» **Task requirements**
Could you extract every entry below and reproduce it exactly?

Dataset items:
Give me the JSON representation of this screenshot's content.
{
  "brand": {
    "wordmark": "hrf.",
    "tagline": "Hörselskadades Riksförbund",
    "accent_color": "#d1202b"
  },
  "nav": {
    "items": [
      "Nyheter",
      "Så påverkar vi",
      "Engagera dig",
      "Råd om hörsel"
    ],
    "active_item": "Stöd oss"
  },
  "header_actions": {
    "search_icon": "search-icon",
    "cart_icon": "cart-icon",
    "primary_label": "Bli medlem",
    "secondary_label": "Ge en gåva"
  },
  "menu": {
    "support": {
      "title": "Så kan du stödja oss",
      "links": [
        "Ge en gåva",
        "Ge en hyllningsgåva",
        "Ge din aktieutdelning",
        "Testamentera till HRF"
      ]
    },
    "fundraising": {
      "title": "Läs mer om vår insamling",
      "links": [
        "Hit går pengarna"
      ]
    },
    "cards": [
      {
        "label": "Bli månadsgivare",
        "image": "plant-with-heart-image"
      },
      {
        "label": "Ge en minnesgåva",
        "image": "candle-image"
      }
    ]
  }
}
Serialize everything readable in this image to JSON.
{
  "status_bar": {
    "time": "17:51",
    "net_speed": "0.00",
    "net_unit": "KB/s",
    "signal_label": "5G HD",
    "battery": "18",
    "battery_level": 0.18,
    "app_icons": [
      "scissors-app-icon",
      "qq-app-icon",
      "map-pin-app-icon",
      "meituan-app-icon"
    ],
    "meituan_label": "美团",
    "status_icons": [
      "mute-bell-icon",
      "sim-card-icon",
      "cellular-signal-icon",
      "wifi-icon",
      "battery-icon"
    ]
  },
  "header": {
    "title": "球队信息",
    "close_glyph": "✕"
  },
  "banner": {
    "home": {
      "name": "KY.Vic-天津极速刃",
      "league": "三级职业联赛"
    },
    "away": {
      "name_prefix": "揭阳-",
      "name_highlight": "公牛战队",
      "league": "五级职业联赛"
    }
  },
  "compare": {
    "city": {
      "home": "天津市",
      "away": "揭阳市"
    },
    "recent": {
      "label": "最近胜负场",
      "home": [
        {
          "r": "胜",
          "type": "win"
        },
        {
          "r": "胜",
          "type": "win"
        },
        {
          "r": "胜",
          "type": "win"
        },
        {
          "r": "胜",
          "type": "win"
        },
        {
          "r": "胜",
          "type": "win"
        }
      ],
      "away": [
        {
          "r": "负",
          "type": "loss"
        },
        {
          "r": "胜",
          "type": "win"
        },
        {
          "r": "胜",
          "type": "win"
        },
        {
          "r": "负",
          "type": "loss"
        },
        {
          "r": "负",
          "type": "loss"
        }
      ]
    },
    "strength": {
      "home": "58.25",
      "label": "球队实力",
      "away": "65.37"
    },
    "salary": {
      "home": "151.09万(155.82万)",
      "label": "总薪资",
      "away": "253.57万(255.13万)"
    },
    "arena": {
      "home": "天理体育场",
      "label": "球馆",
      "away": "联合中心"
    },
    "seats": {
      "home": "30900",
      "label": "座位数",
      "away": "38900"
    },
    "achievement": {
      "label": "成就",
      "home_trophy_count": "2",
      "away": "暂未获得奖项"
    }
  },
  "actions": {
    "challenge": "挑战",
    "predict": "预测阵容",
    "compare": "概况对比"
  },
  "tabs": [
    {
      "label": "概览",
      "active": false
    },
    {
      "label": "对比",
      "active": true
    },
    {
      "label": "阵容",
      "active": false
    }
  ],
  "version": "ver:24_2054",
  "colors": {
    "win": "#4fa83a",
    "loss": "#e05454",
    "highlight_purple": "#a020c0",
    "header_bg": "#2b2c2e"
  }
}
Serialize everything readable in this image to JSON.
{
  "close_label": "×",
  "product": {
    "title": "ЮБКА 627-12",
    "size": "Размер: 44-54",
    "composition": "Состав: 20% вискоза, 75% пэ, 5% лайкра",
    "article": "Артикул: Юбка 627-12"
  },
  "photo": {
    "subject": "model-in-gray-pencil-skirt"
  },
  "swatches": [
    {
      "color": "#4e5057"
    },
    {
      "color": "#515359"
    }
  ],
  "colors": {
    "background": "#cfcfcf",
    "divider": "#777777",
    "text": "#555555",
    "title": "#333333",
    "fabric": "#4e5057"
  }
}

» **Worked solution**
Give me the JSON representation of this screenshot's content.
{
  "brand": {
    "wordmark": "hrf.",
    "tagline": "Hörselskadades Riksförbund",
    "accent_color": "#d1202b"
  },
  "nav": {
    "items": [
      "Nyheter",
      "Så påverkar vi",
      "Engagera dig",
      "Råd om hörsel"
    ],
    "active_item": "Stöd oss"
  },
  "header_actions": {
    "search_icon": "search-icon",
    "cart_icon": "cart-icon",
    "primary_label": "Bli medlem",
    "secondary_label": "Ge en gåva"
  },
  "menu": {
    "support": {
      "title": "Så kan du stödja oss",
      "links": [
        "Ge en gåva",
        "Ge en hyllningsgåva",
        "Ge din aktieutdelning",
        "Testamentera till HRF"
      ]
    },
    "fundraising": {
      "title": "Läs mer om vår insamling",
      "links": [
        "Hit går pengarna"
      ]
    },
    "cards": [
      {
        "label": "Bli månadsgivare",
        "image": "plant-with-heart-image"
      },
      {
        "label": "Ge en minnesgåva",
        "image": "candle-image"
      }
    ]
  }
}
Serialize everything readable in this image to JSON.
{
  "status_bar": {
    "time": "17:51",
    "net_speed": "0.00",
    "net_unit": "KB/s",
    "signal_label": "5G HD",
    "battery": "18",
    "battery_level": 0.18,
    "app_icons": [
      "scissors-app-icon",
      "qq-app-icon",
      "map-pin-app-icon",
      "meituan-app-icon"
    ],
    "meituan_label": "美团",
    "status_icons": [
      "mute-bell-icon",
      "sim-card-icon",
      "cellular-signal-icon",
      "wifi-icon",
      "battery-icon"
    ]
  },
  "header": {
    "title": "球队信息",
    "close_glyph": "✕"
  },
  "banner": {
    "home": {
      "name": "KY.Vic-天津极速刃",
      "league": "三级职业联赛"
    },
    "away": {
      "name_prefix": "揭阳-",
      "name_highlight": "公牛战队",
      "league": "五级职业联赛"
    }
  },
  "compare": {
    "city": {
      "home": "天津市",
      "away": "揭阳市"
    },
    "recent": {
      "label": "最近胜负场",
      "home": [
        {
          "r": "胜",
          "type": "win"
        },
        {
          "r": "胜",
          "type": "win"
        },
        {
          "r": "胜",
          "type": "win"
        },
        {
          "r": "胜",
          "type": "win"
        },
        {
          "r": "胜",
          "type": "win"
        }
      ],
      "away": [
        {
          "r": "负",
          "type": "loss"
        },
        {
          "r": "胜",
          "type": "win"
        },
        {
          "r": "胜",
          "type": "win"
        },
        {
          "r": "负",
          "type": "loss"
        },
        {
          "r": "负",
          "type": "loss"
        }
      ]
    },
    "strength": {
      "home": "58.25",
      "label": "球队实力",
      "away": "65.37"
    },
    "salary": {
      "home": "151.09万(155.82万)",
      "label": "总薪资",
      "away": "253.57万(255.13万)"
    },
    "arena": {
      "home": "天理体育场",
      "label": "球馆",
      "away": "联合中心"
    },
    "seats": {
      "home": "30900",
      "label": "座位数",
      "away": "38900"
    },
    "achievement": {
      "label": "成就",
      "home_trophy_count": "2",
      "away": "暂未获得奖项"
    }
  },
  "actions": {
    "challenge": "挑战",
    "predict": "预测阵容",
    "compare": "概况对比"
  },
  "tabs": [
    {
      "label": "概览",
      "active": false
    },
    {
      "label": "对比",
      "active": true
    },
    {
      "label": "阵容",
      "active": false
    }
  ],
  "version": "ver:24_2054",
  "colors": {
    "win": "#4fa83a",
    "loss": "#e05454",
    "highlight_purple": "#a020c0",
    "header_bg": "#2b2c2e"
  }
}
Serialize everything readable in this image to JSON.
{
  "close_label": "×",
  "product": {
    "title": "ЮБКА 627-12",
    "size": "Размер: 44-54",
    "composition": "Состав: 20% вискоза, 75% пэ, 5% лайкра",
    "article": "Артикул: Юбка 627-12"
  },
  "photo": {
    "subject": "model-in-gray-pencil-skirt"
  },
  "swatches": [
    {
      "color": "#4e5057"
    },
    {
      "color": "#515359"
    }
  ],
  "colors": {
    "background": "#cfcfcf",
    "divider": "#777777",
    "text": "#555555",
    "title": "#333333",
    "fabric": "#4e5057"
  }
}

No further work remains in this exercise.